◆ Problem to work on: Could you write out the records below exactly as they appear?

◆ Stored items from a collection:
▬▬▬▬▬▬▬▬▬▬
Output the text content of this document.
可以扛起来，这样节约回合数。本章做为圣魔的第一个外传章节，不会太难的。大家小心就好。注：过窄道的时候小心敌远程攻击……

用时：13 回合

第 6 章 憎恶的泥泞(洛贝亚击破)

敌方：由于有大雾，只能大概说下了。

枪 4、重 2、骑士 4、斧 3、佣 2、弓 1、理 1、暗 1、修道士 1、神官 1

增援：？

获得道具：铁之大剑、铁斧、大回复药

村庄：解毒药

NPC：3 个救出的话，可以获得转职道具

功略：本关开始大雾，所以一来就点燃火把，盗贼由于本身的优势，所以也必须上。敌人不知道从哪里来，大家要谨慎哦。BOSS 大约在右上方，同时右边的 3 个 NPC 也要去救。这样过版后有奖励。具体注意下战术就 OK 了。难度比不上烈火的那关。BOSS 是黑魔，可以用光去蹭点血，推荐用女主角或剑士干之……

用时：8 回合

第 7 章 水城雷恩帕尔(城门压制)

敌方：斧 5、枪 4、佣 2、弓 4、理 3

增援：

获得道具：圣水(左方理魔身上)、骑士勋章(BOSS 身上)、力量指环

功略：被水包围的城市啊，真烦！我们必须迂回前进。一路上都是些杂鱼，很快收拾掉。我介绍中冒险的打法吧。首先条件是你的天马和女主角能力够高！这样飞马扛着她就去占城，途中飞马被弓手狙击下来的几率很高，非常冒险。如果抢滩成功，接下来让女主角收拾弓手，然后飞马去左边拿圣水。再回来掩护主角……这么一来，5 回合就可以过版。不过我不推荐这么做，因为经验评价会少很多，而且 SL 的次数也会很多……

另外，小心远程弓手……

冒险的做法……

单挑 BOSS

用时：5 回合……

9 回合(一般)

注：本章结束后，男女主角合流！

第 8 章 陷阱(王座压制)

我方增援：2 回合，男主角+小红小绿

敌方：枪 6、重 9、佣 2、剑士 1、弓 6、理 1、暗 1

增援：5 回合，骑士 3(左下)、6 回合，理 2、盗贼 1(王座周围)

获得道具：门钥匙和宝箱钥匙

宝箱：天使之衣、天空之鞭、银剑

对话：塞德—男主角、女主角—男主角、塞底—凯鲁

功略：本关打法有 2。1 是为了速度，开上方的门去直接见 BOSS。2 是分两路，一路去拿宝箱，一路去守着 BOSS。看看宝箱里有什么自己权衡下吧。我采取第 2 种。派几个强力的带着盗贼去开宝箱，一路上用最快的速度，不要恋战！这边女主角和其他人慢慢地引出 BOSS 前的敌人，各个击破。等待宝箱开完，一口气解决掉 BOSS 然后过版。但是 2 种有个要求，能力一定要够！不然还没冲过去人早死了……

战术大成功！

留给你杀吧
▬▬▬▬▬▬▬▬▬▬
◆ Exercise response:
Output the text content of this document.
可以扛起来，这样节约回合数。本章做为圣魔的第一个外传章节，不会太难的。大家小心就好。注：过窄道的时候小心敌远程攻击……

用时：13 回合

第 6 章 憎恶的泥泞(洛贝亚击破)

敌方：由于有大雾，只能大概说下了。

枪 4、重 2、骑士 4、斧 3、佣 2、弓 1、理 1、暗 1、修道士 1、神官 1

增援：？

获得道具：铁之大剑、铁斧、大回复药

村庄：解毒药

NPC：3 个救出的话，可以获得转职道具

功略：本关开始大雾，所以一来就点燃火把，盗贼由于本身的优势，所以也必须上。敌人不知道从哪里来，大家要谨慎哦。BOSS 大约在右上方，同时右边的 3 个 NPC 也要去救。这样过版后有奖励。具体注意下战术就 OK 了。难度比不上烈火的那关。BOSS 是黑魔，可以用光去蹭点血，推荐用女主角或剑士干之……

用时：8 回合

第 7 章 水城雷恩帕尔(城门压制)

敌方：斧 5、枪 4、佣 2、弓 4、理 3

增援：

获得道具：圣水(左方理魔身上)、骑士勋章(BOSS 身上)、力量指环

功略：被水包围的城市啊，真烦！我们必须迂回前进。一路上都是些杂鱼，很快收拾掉。我介绍中冒险的打法吧。首先条件是你的天马和女主角能力够高！这样飞马扛着她就去占城，途中飞马被弓手狙击下来的几率很高，非常冒险。如果抢滩成功，接下来让女主角收拾弓手，然后飞马去左边拿圣水。再回来掩护主角……这么一来，5 回合就可以过版。不过我不推荐这么做，因为经验评价会少很多，而且 SL 的次数也会很多……

另外，小心远程弓手……

冒险的做法……

单挑 BOSS

用时：5 回合……

9 回合(一般)

注：本章结束后，男女主角合流！

第 8 章 陷阱(王座压制)

我方增援：2 回合，男主角+小红小绿

敌方：枪 6、重 9、佣 2、剑士 1、弓 6、理 1、暗 1

增援：5 回合，骑士 3(左下)、6 回合，理 2、盗贼 1(王座周围)

获得道具：门钥匙和宝箱钥匙

宝箱：天使之衣、天空之鞭、银剑

对话：塞德—男主角、女主角—男主角、塞底—凯鲁

功略：本关打法有 2。1 是为了速度，开上方的门去直接见 BOSS。2 是分两路，一路去拿宝箱，一路去守着 BOSS。看看宝箱里有什么自己权衡下吧。我采取第 2 种。派几个强力的带着盗贼去开宝箱，一路上用最快的速度，不要恋战！这边女主角和其他人慢慢地引出 BOSS 前的敌人，各个击破。等待宝箱开完，一口气解决掉 BOSS 然后过版。但是 2 种有个要求，能力一定要够！不然还没冲过去人早死了……

战术大成功！

留给你杀吧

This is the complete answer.